Omit all pictures. Copy the rest of the material exactly.

[Stored records]

###

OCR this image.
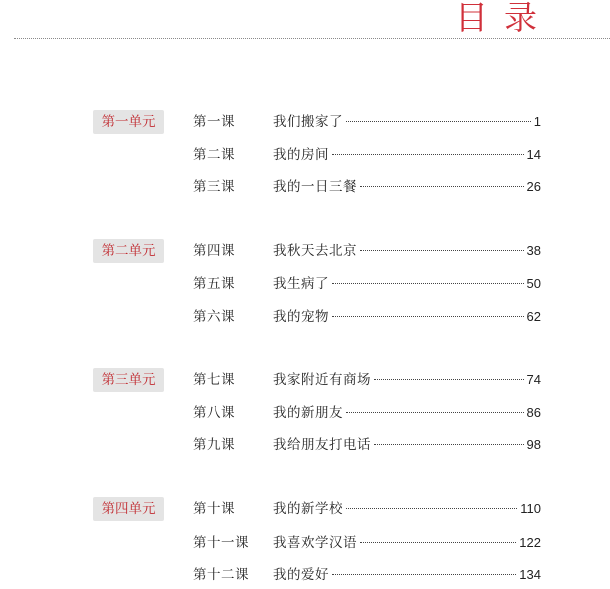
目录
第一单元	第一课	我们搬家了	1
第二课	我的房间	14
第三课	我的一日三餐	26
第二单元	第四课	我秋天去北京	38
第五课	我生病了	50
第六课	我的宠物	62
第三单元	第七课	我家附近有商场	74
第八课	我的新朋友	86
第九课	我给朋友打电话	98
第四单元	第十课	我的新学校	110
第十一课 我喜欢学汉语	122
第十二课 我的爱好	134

###

TASK RESULT ->
OCR this image.
目录
第一单元	第一课	我们搬家了	1
第二课	我的房间	14
第三课	我的一日三餐	26
第二单元	第四课	我秋天去北京	38
第五课	我生病了	50
第六课	我的宠物	62
第三单元	第七课	我家附近有商场	74
第八课	我的新朋友	86
第九课	我给朋友打电话	98
第四单元	第十课	我的新学校	110
第十一课 我喜欢学汉语	122
第十二课 我的爱好	134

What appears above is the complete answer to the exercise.